## What to work on
Write out the whole listing again, exactly as given.

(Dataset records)

[BEGIN]

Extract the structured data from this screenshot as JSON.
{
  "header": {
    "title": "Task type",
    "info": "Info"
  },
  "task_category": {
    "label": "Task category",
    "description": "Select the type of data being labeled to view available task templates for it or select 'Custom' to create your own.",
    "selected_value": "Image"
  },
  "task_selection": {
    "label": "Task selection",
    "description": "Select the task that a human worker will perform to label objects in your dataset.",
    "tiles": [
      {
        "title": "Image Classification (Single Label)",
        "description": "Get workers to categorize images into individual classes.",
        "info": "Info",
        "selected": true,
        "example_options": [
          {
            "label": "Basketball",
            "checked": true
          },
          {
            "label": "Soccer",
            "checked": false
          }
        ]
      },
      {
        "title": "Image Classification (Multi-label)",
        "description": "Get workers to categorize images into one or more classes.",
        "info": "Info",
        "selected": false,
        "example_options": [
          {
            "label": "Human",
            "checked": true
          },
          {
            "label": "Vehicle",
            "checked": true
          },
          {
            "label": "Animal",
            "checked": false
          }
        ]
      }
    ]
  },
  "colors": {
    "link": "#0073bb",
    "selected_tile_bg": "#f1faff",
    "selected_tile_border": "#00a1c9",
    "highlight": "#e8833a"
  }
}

[END]

## Correct response
Extract the structured data from this screenshot as JSON.
{
  "header": {
    "title": "Task type",
    "info": "Info"
  },
  "task_category": {
    "label": "Task category",
    "description": "Select the type of data being labeled to view available task templates for it or select 'Custom' to create your own.",
    "selected_value": "Image"
  },
  "task_selection": {
    "label": "Task selection",
    "description": "Select the task that a human worker will perform to label objects in your dataset.",
    "tiles": [
      {
        "title": "Image Classification (Single Label)",
        "description": "Get workers to categorize images into individual classes.",
        "info": "Info",
        "selected": true,
        "example_options": [
          {
            "label": "Basketball",
            "checked": true
          },
          {
            "label": "Soccer",
            "checked": false
          }
        ]
      },
      {
        "title": "Image Classification (Multi-label)",
        "description": "Get workers to categorize images into one or more classes.",
        "info": "Info",
        "selected": false,
        "example_options": [
          {
            "label": "Human",
            "checked": true
          },
          {
            "label": "Vehicle",
            "checked": true
          },
          {
            "label": "Animal",
            "checked": false
          }
        ]
      }
    ]
  },
  "colors": {
    "link": "#0073bb",
    "selected_tile_bg": "#f1faff",
    "selected_tile_border": "#00a1c9",
    "highlight": "#e8833a"
  }
}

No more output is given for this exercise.